Set exercise: Send each entry back exactly as given, pictures excluded.

Material provided:
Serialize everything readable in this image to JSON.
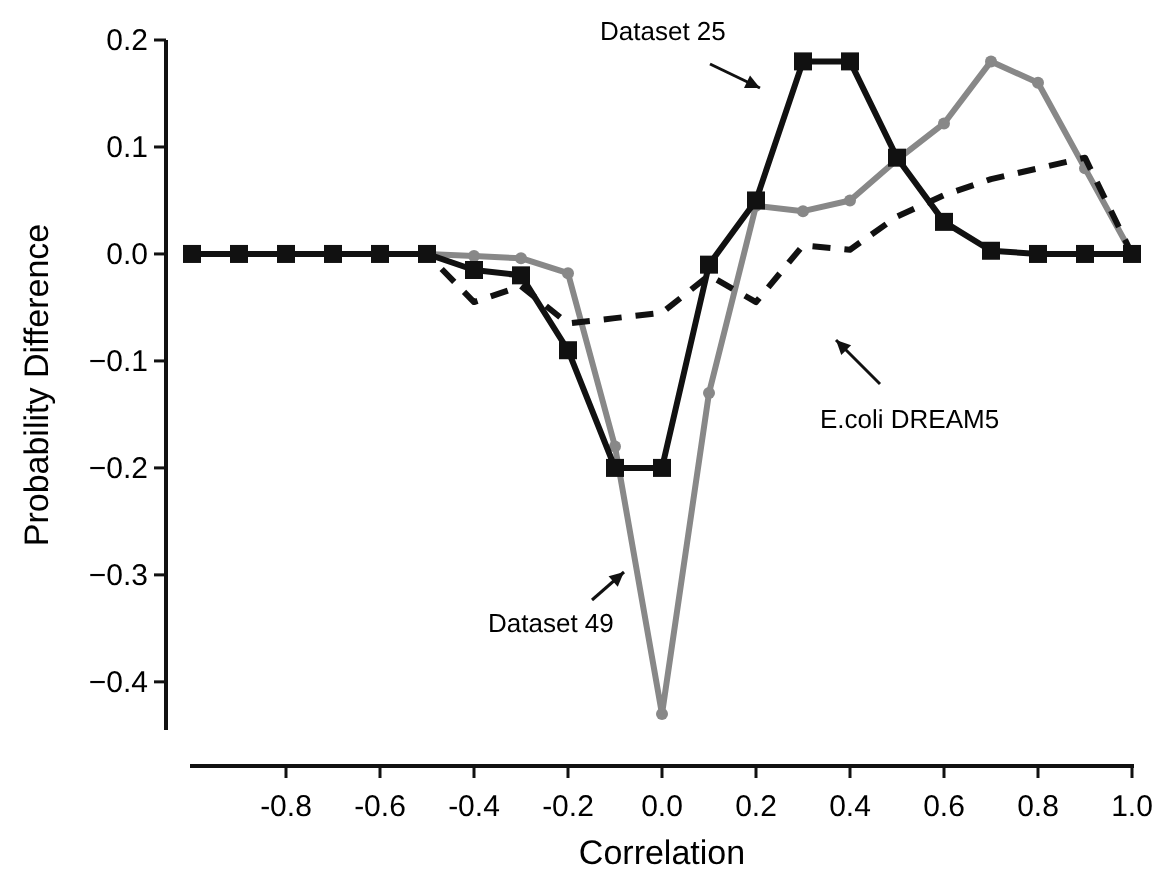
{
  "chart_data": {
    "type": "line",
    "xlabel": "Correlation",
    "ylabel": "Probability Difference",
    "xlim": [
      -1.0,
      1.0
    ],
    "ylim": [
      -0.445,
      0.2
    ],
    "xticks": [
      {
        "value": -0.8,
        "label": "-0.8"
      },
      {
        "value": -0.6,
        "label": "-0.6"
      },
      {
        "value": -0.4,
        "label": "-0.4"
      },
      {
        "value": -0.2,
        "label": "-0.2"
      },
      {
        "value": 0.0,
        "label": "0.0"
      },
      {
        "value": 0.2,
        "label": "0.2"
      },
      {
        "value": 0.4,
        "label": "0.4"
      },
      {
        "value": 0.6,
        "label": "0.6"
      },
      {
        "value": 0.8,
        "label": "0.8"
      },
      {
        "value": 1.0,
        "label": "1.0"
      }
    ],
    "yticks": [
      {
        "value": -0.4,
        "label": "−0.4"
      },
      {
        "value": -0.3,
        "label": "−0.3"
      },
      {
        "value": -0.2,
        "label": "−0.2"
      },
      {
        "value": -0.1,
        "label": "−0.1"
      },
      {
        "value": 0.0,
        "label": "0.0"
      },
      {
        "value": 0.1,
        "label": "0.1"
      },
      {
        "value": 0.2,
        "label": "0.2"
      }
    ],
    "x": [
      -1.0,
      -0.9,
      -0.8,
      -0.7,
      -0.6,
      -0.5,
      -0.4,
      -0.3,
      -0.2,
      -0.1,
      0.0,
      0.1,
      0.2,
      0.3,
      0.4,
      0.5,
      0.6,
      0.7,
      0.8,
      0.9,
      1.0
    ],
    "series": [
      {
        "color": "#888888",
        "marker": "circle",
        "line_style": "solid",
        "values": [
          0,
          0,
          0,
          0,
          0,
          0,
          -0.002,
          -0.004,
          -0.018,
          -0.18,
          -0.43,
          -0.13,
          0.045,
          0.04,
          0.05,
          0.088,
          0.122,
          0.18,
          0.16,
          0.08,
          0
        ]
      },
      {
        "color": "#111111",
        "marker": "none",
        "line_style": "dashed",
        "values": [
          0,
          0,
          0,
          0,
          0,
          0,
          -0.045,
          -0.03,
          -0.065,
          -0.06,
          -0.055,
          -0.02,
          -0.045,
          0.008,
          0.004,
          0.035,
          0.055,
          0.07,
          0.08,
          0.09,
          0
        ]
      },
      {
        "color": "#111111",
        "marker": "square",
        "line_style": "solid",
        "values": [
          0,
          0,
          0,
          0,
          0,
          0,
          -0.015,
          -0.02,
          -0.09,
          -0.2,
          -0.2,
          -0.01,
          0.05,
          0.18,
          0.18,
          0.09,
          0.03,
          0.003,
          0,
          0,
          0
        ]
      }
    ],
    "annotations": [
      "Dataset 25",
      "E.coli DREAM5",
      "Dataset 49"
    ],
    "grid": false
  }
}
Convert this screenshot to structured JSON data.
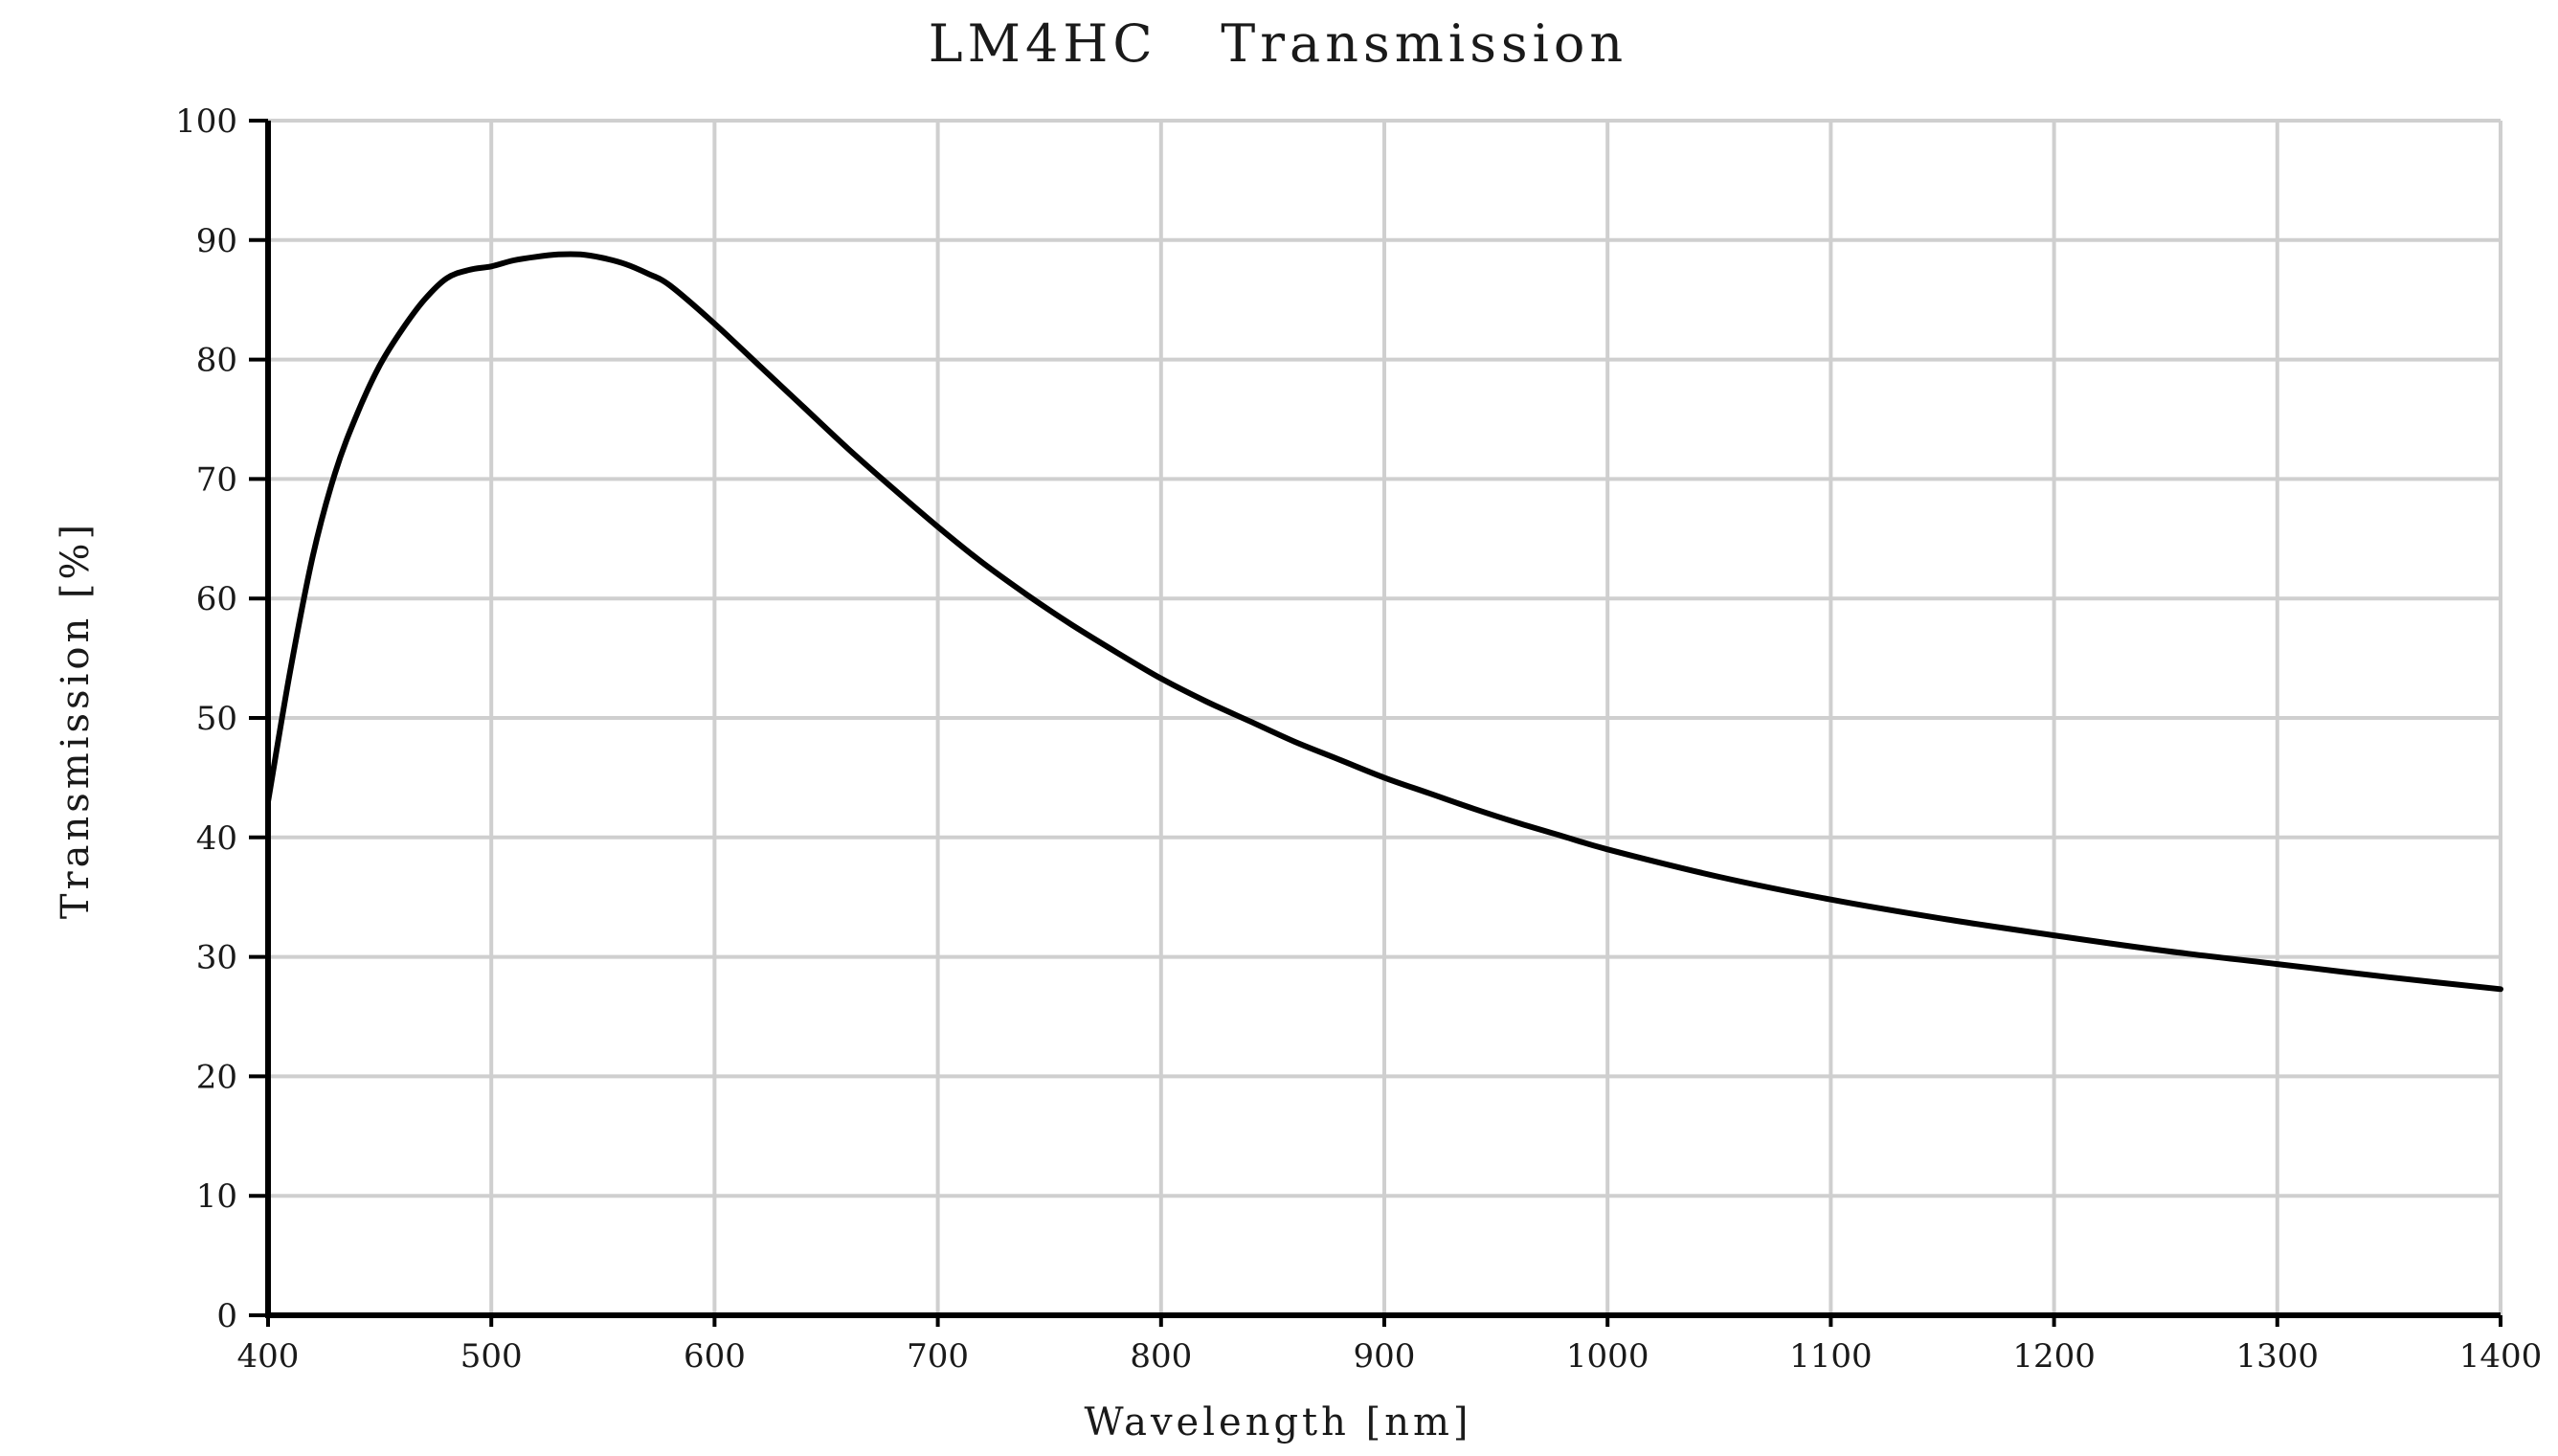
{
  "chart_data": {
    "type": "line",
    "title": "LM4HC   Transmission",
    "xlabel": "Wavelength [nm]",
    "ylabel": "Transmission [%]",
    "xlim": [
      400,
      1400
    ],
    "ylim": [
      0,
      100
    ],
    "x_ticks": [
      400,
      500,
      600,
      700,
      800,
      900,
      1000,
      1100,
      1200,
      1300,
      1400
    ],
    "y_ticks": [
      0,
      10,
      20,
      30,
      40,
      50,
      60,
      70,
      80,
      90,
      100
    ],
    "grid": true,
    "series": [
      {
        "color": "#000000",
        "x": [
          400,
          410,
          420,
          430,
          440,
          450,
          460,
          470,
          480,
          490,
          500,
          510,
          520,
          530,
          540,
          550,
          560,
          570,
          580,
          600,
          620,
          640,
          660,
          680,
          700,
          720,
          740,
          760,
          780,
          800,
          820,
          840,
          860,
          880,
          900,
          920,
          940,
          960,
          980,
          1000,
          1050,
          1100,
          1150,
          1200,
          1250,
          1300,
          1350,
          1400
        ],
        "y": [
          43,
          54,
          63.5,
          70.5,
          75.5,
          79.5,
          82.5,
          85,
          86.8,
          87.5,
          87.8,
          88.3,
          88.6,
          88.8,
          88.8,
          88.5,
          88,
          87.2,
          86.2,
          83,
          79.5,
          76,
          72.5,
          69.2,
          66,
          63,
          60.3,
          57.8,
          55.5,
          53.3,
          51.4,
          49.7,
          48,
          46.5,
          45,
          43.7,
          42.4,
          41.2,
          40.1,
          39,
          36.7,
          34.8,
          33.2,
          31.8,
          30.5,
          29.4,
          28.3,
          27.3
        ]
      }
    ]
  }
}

Result of the exercise:
Serialize everything readable in this image to JSON.
{
  "chart_data": {
    "type": "line",
    "xlabel": "Correlation",
    "ylabel": "Probability Difference",
    "xlim": [
      -1.0,
      1.0
    ],
    "ylim": [
      -0.445,
      0.2
    ],
    "xticks": [
      {
        "value": -0.8,
        "label": "-0.8"
      },
      {
        "value": -0.6,
        "label": "-0.6"
      },
      {
        "value": -0.4,
        "label": "-0.4"
      },
      {
        "value": -0.2,
        "label": "-0.2"
      },
      {
        "value": 0.0,
        "label": "0.0"
      },
      {
        "value": 0.2,
        "label": "0.2"
      },
      {
        "value": 0.4,
        "label": "0.4"
      },
      {
        "value": 0.6,
        "label": "0.6"
      },
      {
        "value": 0.8,
        "label": "0.8"
      },
      {
        "value": 1.0,
        "label": "1.0"
      }
    ],
    "yticks": [
      {
        "value": -0.4,
        "label": "−0.4"
      },
      {
        "value": -0.3,
        "label": "−0.3"
      },
      {
        "value": -0.2,
        "label": "−0.2"
      },
      {
        "value": -0.1,
        "label": "−0.1"
      },
      {
        "value": 0.0,
        "label": "0.0"
      },
      {
        "value": 0.1,
        "label": "0.1"
      },
      {
        "value": 0.2,
        "label": "0.2"
      }
    ],
    "x": [
      -1.0,
      -0.9,
      -0.8,
      -0.7,
      -0.6,
      -0.5,
      -0.4,
      -0.3,
      -0.2,
      -0.1,
      0.0,
      0.1,
      0.2,
      0.3,
      0.4,
      0.5,
      0.6,
      0.7,
      0.8,
      0.9,
      1.0
    ],
    "series": [
      {
        "color": "#888888",
        "marker": "circle",
        "line_style": "solid",
        "values": [
          0,
          0,
          0,
          0,
          0,
          0,
          -0.002,
          -0.004,
          -0.018,
          -0.18,
          -0.43,
          -0.13,
          0.045,
          0.04,
          0.05,
          0.088,
          0.122,
          0.18,
          0.16,
          0.08,
          0
        ]
      },
      {
        "color": "#111111",
        "marker": "none",
        "line_style": "dashed",
        "values": [
          0,
          0,
          0,
          0,
          0,
          0,
          -0.045,
          -0.03,
          -0.065,
          -0.06,
          -0.055,
          -0.02,
          -0.045,
          0.008,
          0.004,
          0.035,
          0.055,
          0.07,
          0.08,
          0.09,
          0
        ]
      },
      {
        "color": "#111111",
        "marker": "square",
        "line_style": "solid",
        "values": [
          0,
          0,
          0,
          0,
          0,
          0,
          -0.015,
          -0.02,
          -0.09,
          -0.2,
          -0.2,
          -0.01,
          0.05,
          0.18,
          0.18,
          0.09,
          0.03,
          0.003,
          0,
          0,
          0
        ]
      }
    ],
    "annotations": [
      "Dataset 25",
      "E.coli DREAM5",
      "Dataset 49"
    ],
    "grid": false
  }
}
Convert this screenshot to structured JSON data.
{
  "chart_data": {
    "type": "line",
    "title": "LM4HC   Transmission",
    "xlabel": "Wavelength [nm]",
    "ylabel": "Transmission [%]",
    "xlim": [
      400,
      1400
    ],
    "ylim": [
      0,
      100
    ],
    "x_ticks": [
      400,
      500,
      600,
      700,
      800,
      900,
      1000,
      1100,
      1200,
      1300,
      1400
    ],
    "y_ticks": [
      0,
      10,
      20,
      30,
      40,
      50,
      60,
      70,
      80,
      90,
      100
    ],
    "grid": true,
    "series": [
      {
        "color": "#000000",
        "x": [
          400,
          410,
          420,
          430,
          440,
          450,
          460,
          470,
          480,
          490,
          500,
          510,
          520,
          530,
          540,
          550,
          560,
          570,
          580,
          600,
          620,
          640,
          660,
          680,
          700,
          720,
          740,
          760,
          780,
          800,
          820,
          840,
          860,
          880,
          900,
          920,
          940,
          960,
          980,
          1000,
          1050,
          1100,
          1150,
          1200,
          1250,
          1300,
          1350,
          1400
        ],
        "y": [
          43,
          54,
          63.5,
          70.5,
          75.5,
          79.5,
          82.5,
          85,
          86.8,
          87.5,
          87.8,
          88.3,
          88.6,
          88.8,
          88.8,
          88.5,
          88,
          87.2,
          86.2,
          83,
          79.5,
          76,
          72.5,
          69.2,
          66,
          63,
          60.3,
          57.8,
          55.5,
          53.3,
          51.4,
          49.7,
          48,
          46.5,
          45,
          43.7,
          42.4,
          41.2,
          40.1,
          39,
          36.7,
          34.8,
          33.2,
          31.8,
          30.5,
          29.4,
          28.3,
          27.3
        ]
      }
    ]
  }
}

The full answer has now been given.